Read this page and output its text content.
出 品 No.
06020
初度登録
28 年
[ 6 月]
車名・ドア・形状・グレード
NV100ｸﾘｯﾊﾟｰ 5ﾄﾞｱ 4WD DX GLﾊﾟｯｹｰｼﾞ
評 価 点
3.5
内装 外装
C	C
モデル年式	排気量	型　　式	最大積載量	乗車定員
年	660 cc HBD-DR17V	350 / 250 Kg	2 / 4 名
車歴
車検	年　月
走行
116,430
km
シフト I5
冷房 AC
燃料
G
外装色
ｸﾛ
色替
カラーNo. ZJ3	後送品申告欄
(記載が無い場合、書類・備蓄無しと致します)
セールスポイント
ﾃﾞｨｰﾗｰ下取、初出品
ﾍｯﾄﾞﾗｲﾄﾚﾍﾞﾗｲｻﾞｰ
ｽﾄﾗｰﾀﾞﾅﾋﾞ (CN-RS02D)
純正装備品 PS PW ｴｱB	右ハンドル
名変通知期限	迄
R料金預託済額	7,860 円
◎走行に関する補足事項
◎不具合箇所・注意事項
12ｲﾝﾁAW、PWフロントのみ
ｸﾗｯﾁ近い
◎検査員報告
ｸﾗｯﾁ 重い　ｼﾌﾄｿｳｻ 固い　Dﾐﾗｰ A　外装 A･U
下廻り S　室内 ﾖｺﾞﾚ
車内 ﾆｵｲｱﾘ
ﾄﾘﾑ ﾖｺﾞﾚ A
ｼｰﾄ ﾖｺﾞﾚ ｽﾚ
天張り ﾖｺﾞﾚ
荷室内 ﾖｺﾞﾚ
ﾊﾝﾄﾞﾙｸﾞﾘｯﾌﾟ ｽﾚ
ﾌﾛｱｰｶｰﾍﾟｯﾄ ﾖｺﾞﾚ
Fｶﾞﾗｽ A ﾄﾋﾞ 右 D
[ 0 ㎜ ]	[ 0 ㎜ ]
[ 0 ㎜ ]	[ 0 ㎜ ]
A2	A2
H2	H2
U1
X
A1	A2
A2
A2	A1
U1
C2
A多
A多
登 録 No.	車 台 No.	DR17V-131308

◆ ◆ ◆ ◆

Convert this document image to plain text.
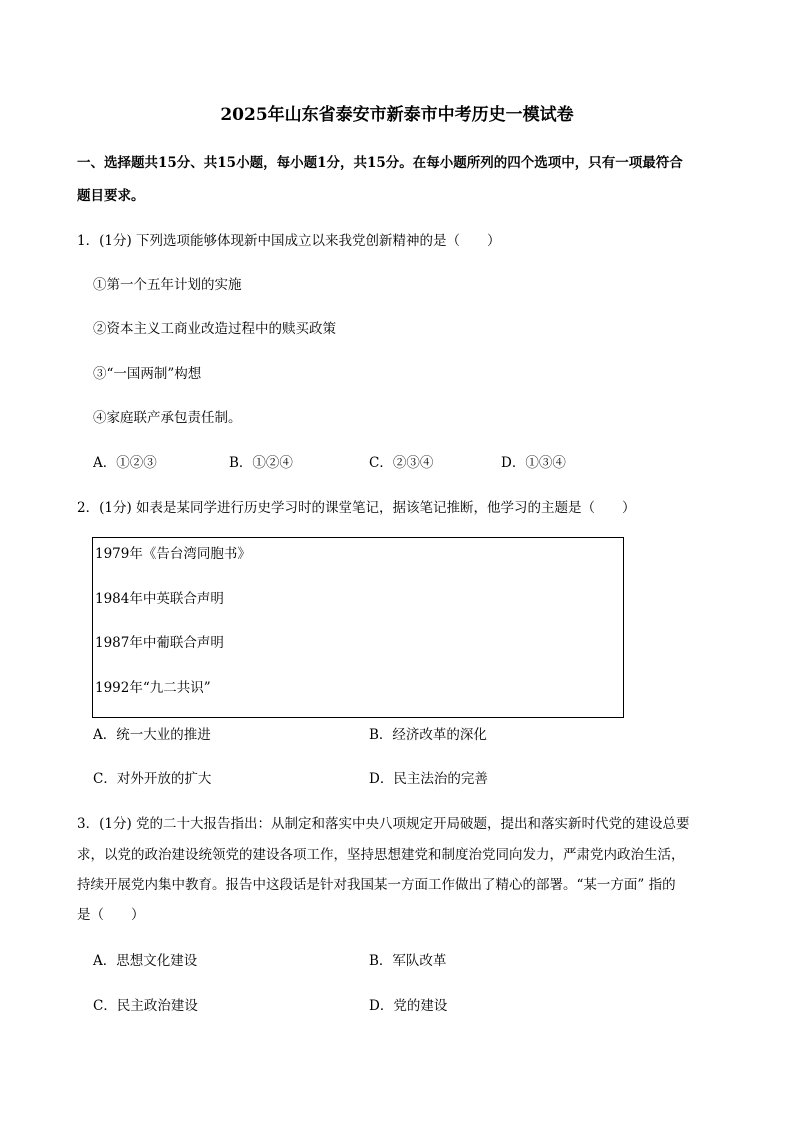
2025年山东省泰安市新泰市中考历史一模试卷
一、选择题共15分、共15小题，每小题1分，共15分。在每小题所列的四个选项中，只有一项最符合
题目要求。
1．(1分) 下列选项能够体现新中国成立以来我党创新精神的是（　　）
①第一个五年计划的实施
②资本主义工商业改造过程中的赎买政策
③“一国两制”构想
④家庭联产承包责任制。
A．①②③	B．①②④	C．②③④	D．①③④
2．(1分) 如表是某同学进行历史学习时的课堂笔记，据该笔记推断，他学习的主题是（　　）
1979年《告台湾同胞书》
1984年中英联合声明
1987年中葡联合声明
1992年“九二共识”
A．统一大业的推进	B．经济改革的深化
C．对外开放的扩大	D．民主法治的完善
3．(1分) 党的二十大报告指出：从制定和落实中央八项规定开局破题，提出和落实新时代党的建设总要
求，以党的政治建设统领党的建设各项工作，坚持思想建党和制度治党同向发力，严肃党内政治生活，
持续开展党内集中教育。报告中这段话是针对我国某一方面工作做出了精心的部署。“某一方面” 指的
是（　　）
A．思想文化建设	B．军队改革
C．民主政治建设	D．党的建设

◆ ◆ ◆ ◆

- [Job]: In the material above, show every line where the word "this" turns up.

- [In response]:
Read this page and output its text content.
Convert this document image to plain text.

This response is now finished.